PROVIDED TEXT:
......

Depending on the tolerance of the diacid producing organism to low pH, the divalent metal cation can be introduced into the medium before, during or after the fermentation process that produces the diacid. If the diacid producing organism has high tolerance to low pH so that production of the diacid does not inhibit fermentation by the microorganism, the divalent metal cation can be introduced after the fermentation is complete. In this case the divalent metal cation can be introduced in any suitable salt form or as an oxide. Suitable salt forms include the carbonate, bicarbonate, hydroxide or halide salts of the divalent metal cation. If the diacid producing microorganisms is inhibited in the fermentation process by low pH, then preferably the divalent metal cation is introduced as an alkaline compound such as in the oxide form or as the bicarbonate or carbonate salt continuously or intermittently during the fermentation process to counter the lowering of pH as mentioned above. If pH control is not important to fermentation yield, then the divalent metal cation may be introduced at any time before, during or after the fermentation process and in any salt form or alkaline form.
In addition to infusing carbonate into the medium, ammonium as the substitute cation for formation of the diacid salt is also introduced into the medium and these conditions are maintained for long enough to equilibrate the formation of soluble ammonium salt of the diacid and the divalent salt of the carbonate. As used herein, “ammonium salt of the diacid” or simply “ammonium diacid” means at least one of a mono ammonium salt of the diacid having one free acid group and one ammonium group, or a diammonium salt of both acid groups. It is important to note that the time for equilibration includes time needed to redissolve divalent cation salts of the diacids that have previously formed and begun to precipitate from the media and to substitute the ammonium ion for the diacid which will maintain the solubility thereof. In exemplary practices, the conditions used for formation of divalent metal cation and substitution to make the diammonium salt of the diacid, were a temperature of at least 100° C., a pressure of at least 200 psig, and a pH of 8 to 11. In particular exemplary practices the temperature was 120° C. to 230° C., the pressure was 200 psig to 500 psig, the pH was 8-9, and the time for equilibration under these conditions was about 2 hours.
Ammonia, or any ammonium donating salt may be used in the method, including organic or inorganic ammonium salts. For reasons of subsequent possessing and derivatization of the diacid, it is preferred to use an inorganic ammonium salt, such as ammonium hydroxide, ammonium sulfate or an ammonium halide. It is most preferable to use ammonium hydroxide so as not to introduce any other ions other than H+ and —OH, or introduce other chemically reactive functional groups such as sulfate if it is desired to further perform single pot reactions as described herein after. The amount of ammonium salt will depend on the amount of diacid in the recovered media and the type of ammonium salt desired. If the mono ammonium salt is desired, the amount of ammonium should be about one molar equivalent to the amount of diacid. If the diammonium salt is desired, the amount of ammonium should be at least two molar equivalents to the amount of diacid present. In exemplary practices for forming the diammonium salts of the diacids, 3-4 molar equivalents of ammonium hydroxide was used.

......

DATASET EXCERPT:
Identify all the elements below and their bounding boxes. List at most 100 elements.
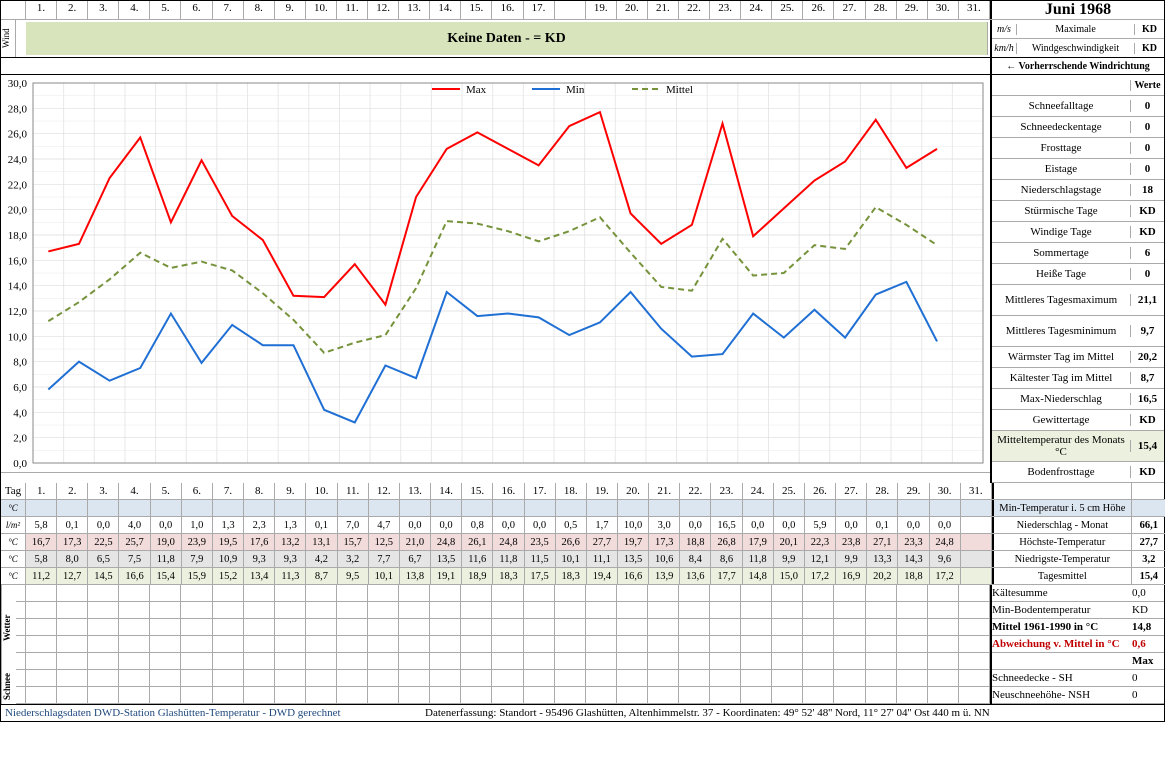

......

Answer these questions from the provided text on diacid salt formation:
1. Which salt forms are named as suitable for introducing the divalent metal cation?
2. In the particular exemplary practices, about how long did equilibration take?
3. How many molar equivalents of ammonium hydroxide were used in the exemplary practices for forming the diammonium salts?

EXERCISE RESULT:
1. The carbonate, bicarbonate, hydroxide or halide salts of the divalent metal cation.
2. About 2 hours.
3. 3-4 molar equivalents.